§ Exercise 1:
List every person the commentary on Australian politics names.
§ Exercise 2:
Write the next paragraph of the commentary on Australian politics, picking up after its final sentence.

§ Extracted text:
╭──
Of course Mr Ralph is using the concept of killing off the poorer classes to illustrate that there might be other options, maybe eveb a better solution to this disastrous burden of being the strongest economy in the world under a flag few non-Australians could recognise. Lop off the last couple of paragraphs of his article and it reads like a genuine suggestion. Poor people – in fact the bottom 80% of earners - are a drain on the economy, and therefore, dispensable, worthless.
And there’s the continual parade of fuzzy half-truths and misleading slogans from the politicians on the right. Yesterday, for example, Queensland’s Premier Campbell Newman tweeted:




“the only cuts to health in qld are Julia Gillard and Wayne Swan’s”
In fact, the Premier Newman’s government cut 4,140 jobs out of Queensland health last year.
Few would believe that tweet from the Queensland Premier, but an alarming number of conservative voters still believe that seeking asylum and arriving without documentation by boat is a crime. The truth is that seeking asylum is not illegal, arriving by boat is not illegal and arriving by boat without documentation is not illegal if you are seeking asylum. The Liberal Party pollies must know this, yet they persist in using this untruth as a dog whistle, on advertisements, leaflets and billboards.



The other huge area of conflict is the state of the Australian economy. Listen to the Government and the ratings agencies and they’ll tell you that Australia is in great shape. Compare Australia to other developed countries across a range of measures, and we are indeed the lucky country. Listen to Tony Abbott, and we have the kind of economy that dominates the sunnier states in Europe.
In September 2011, Wayne Swan was named Treasurer of the year by Euromoney magazine, in large part because he steered the economy safely around the GFC. Of course, the Opposition had to poopoo the award because we have a small deficit. Shadow Treasurer Joe Hockey even said that

“The real recipient of this award should be Peter Costello, who laid the groundwork for Wayne Swan”.
╰──
§ Data listing:
╭──
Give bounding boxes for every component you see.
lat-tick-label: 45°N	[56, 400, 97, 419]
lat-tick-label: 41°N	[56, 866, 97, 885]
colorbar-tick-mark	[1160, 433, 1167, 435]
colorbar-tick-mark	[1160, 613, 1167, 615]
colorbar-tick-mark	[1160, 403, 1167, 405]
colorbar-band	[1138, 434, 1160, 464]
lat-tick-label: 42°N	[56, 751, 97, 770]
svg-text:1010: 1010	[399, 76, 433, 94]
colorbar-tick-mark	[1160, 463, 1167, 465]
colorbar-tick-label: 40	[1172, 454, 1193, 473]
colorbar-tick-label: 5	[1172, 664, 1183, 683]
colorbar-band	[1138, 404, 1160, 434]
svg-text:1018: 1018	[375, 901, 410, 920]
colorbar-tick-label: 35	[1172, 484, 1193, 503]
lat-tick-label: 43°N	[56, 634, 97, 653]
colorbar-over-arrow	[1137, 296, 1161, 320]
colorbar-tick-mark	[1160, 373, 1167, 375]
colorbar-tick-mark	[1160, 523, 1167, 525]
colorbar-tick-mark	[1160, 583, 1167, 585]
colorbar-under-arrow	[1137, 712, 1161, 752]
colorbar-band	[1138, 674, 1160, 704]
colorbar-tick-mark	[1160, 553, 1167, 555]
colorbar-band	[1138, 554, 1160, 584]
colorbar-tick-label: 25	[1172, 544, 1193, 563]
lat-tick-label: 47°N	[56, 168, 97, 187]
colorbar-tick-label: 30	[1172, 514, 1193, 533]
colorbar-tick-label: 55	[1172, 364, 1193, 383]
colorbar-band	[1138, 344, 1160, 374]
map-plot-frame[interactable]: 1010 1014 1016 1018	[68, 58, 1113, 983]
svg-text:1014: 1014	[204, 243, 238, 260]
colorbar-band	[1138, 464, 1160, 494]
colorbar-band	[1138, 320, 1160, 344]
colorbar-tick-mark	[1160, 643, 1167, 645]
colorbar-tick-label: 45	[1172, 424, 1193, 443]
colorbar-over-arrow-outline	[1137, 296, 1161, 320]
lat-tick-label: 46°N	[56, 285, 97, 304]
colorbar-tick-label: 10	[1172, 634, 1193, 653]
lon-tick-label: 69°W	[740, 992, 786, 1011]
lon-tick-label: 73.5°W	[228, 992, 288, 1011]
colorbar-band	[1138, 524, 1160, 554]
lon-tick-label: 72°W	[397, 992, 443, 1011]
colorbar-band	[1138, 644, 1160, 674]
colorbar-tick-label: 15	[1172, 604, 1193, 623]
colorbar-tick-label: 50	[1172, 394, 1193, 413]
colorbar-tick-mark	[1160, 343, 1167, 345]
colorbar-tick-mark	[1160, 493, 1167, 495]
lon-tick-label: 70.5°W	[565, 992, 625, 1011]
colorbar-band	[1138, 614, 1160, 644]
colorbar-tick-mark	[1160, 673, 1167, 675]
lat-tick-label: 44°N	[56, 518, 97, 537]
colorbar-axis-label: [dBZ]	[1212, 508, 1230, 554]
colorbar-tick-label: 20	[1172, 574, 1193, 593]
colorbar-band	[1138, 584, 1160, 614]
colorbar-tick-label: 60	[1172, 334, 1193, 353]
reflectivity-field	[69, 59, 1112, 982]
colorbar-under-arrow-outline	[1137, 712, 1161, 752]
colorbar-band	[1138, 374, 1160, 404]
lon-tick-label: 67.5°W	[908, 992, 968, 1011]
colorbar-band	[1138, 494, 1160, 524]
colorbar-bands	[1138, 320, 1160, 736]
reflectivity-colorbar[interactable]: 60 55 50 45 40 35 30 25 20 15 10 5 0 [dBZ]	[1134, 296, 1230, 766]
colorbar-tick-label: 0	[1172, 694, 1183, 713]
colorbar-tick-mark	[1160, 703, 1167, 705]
╰──
§ Answer 1:
Mr Ralph, Campbell Newman, Julia Gillard, Wayne Swan, Tony Abbott, Joe Hockey, Peter Costello

§ Answer 2:
Mr Hockey needs reminding that Peter Costello AC had eleven years as treasurer in which to collect a swag of international awards and he won exactly none. He also had eleven years in which to steer Australia to a Triple A rating from all three ratings agencies. That didn’t happen either.
Right now, it’s easy to listen to the headlines and accept that the ALP Government has made a mess of the economy. The numbers that should be going up – revenue from the MRRT, for example – are failing to deliver, and the promised surplus is looking pretty silly.

Just this morning, Sydney Liberal MP Alex Hawke was pimping his IPA article in which he questions Australia's ability to afford PPL and suggests that we may be heading the same way as Cyprus, Greece, Spain and Italy. He tweeted


@JuliaGillard and @WayneSwan have so badly managed the budget, it is time to reconsider unnecessary and expensive proposals.
Mr Hawke, reconsidering unnecessary and expensive proposals should always be considered, and discarded, but the suggestion that Australia’s economy has been mismanaged is incorrect. As for the economy being poorly managed, I suggest Mr Hawke take that up with the ratings agencies, or any of the millions of unemployed people in Spain.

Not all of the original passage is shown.